* start Records supplied *

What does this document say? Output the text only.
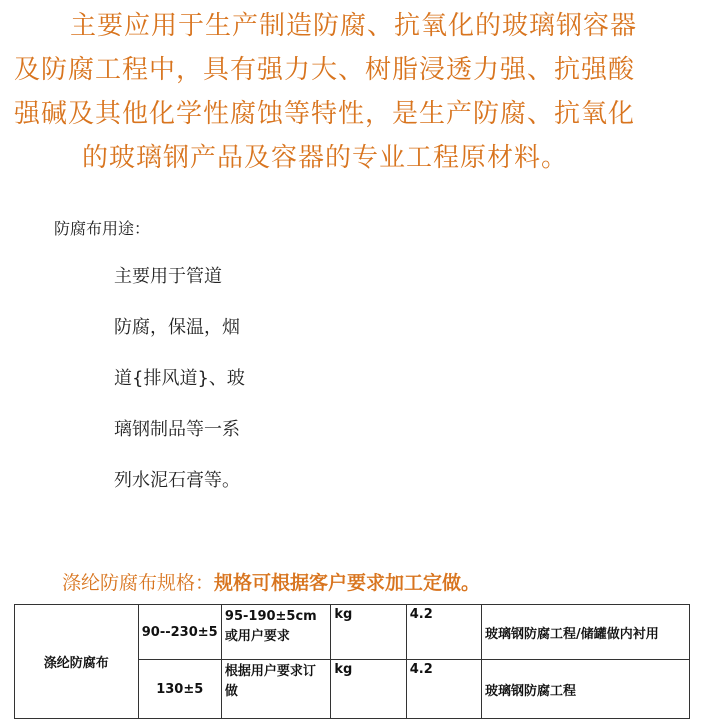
主要应用于生产制造防腐、抗氧化的玻璃钢容器
及防腐工程中，具有强力大、树脂浸透力强、抗强酸
强碱及其他化学性腐蚀等特性，是生产防腐、抗氧化
的玻璃钢产品及容器的专业工程原材料。
防腐布用途：
主要用于管道
防腐，保温，烟
道{排风道}、玻
璃钢制品等一系
列水泥石膏等。
涤纶防腐布规格：规格可根据客户要求加工定做。
涤纶防腐布	90--230±5	95-190±5cm或用户要求	kg	4.2	玻璃钢防腐工程/储罐做内衬用
	130±5	根据用户要求订做	kg	4.2	玻璃钢防腐工程
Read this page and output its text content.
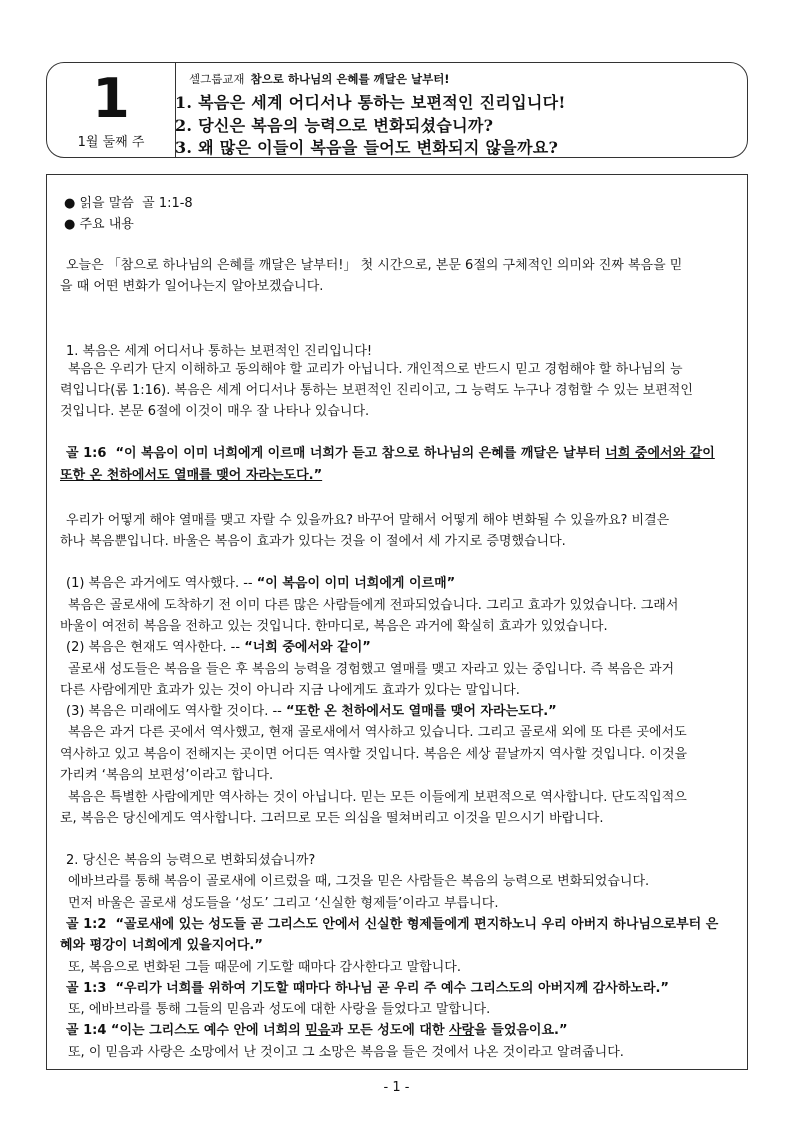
1
1월 둘째 주
셀그룹교재 참으로 하나님의 은혜를 깨달은 날부터!
1. 복음은 세계 어디서나 통하는 보편적인 진리입니다!
2. 당신은 복음의 능력으로 변화되셨습니까?
3. 왜 많은 이들이 복음을 들어도 변화되지 않을까요?
● 읽을 말씀 골 1:1-8
● 주요 내용
오늘은 「참으로 하나님의 은혜를 깨달은 날부터!」 첫 시간으로, 본문 6절의 구체적인 의미와 진짜 복음을 믿
을 때 어떤 변화가 일어나는지 알아보겠습니다.
1. 복음은 세계 어디서나 통하는 보편적인 진리입니다!
복음은 우리가 단지 이해하고 동의해야 할 교리가 아닙니다. 개인적으로 반드시 믿고 경험해야 할 하나님의 능
력입니다(롬 1:16). 복음은 세계 어디서나 통하는 보편적인 진리이고, 그 능력도 누구나 경험할 수 있는 보편적인
것입니다. 본문 6절에 이것이 매우 잘 나타나 있습니다.
골 1:6 “이 복음이 이미 너희에게 이르매 너희가 듣고 참으로 하나님의 은혜를 깨달은 날부터 너희 중에서와 같이
또한 온 천하에서도 열매를 맺어 자라는도다.”
우리가 어떻게 해야 열매를 맺고 자랄 수 있을까요? 바꾸어 말해서 어떻게 해야 변화될 수 있을까요? 비결은
하나 복음뿐입니다. 바울은 복음이 효과가 있다는 것을 이 절에서 세 가지로 증명했습니다.
(1) 복음은 과거에도 역사했다. -- “이 복음이 이미 너희에게 이르매”
복음은 골로새에 도착하기 전 이미 다른 많은 사람들에게 전파되었습니다. 그리고 효과가 있었습니다. 그래서
바울이 여전히 복음을 전하고 있는 것입니다. 한마디로, 복음은 과거에 확실히 효과가 있었습니다.
(2) 복음은 현재도 역사한다. -- “너희 중에서와 같이”
골로새 성도들은 복음을 들은 후 복음의 능력을 경험했고 열매를 맺고 자라고 있는 중입니다. 즉 복음은 과거
다른 사람에게만 효과가 있는 것이 아니라 지금 나에게도 효과가 있다는 말입니다.
(3) 복음은 미래에도 역사할 것이다. -- “또한 온 천하에서도 열매를 맺어 자라는도다.”
복음은 과거 다른 곳에서 역사했고, 현재 골로새에서 역사하고 있습니다. 그리고 골로새 외에 또 다른 곳에서도
역사하고 있고 복음이 전해지는 곳이면 어디든 역사할 것입니다. 복음은 세상 끝날까지 역사할 것입니다. 이것을
가리켜 ‘복음의 보편성’이라고 합니다.
복음은 특별한 사람에게만 역사하는 것이 아닙니다. 믿는 모든 이들에게 보편적으로 역사합니다. 단도직입적으
로, 복음은 당신에게도 역사합니다. 그러므로 모든 의심을 떨쳐버리고 이것을 믿으시기 바랍니다.
2. 당신은 복음의 능력으로 변화되셨습니까?
에바브라를 통해 복음이 골로새에 이르렀을 때, 그것을 믿은 사람들은 복음의 능력으로 변화되었습니다.
먼저 바울은 골로새 성도들을 ‘성도’ 그리고 ‘신실한 형제들’이라고 부릅니다.
골 1:2 “골로새에 있는 성도들 곧 그리스도 안에서 신실한 형제들에게 편지하노니 우리 아버지 하나님으로부터 은
혜와 평강이 너희에게 있을지어다.”
또, 복음으로 변화된 그들 때문에 기도할 때마다 감사한다고 말합니다.
골 1:3 “우리가 너희를 위하여 기도할 때마다 하나님 곧 우리 주 예수 그리스도의 아버지께 감사하노라.”
또, 에바브라를 통해 그들의 믿음과 성도에 대한 사랑을 들었다고 말합니다.
골 1:4 “이는 그리스도 예수 안에 너희의 믿음과 모든 성도에 대한 사랑을 들었음이요.”
또, 이 믿음과 사랑은 소망에서 난 것이고 그 소망은 복음을 들은 것에서 나온 것이라고 알려줍니다.
- 1 -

* end Records supplied *

▶ Task instructions:
Looking at the records above, say how many lines hold the string "에바브라를". Write nothing but the number.

▶ The answer:
2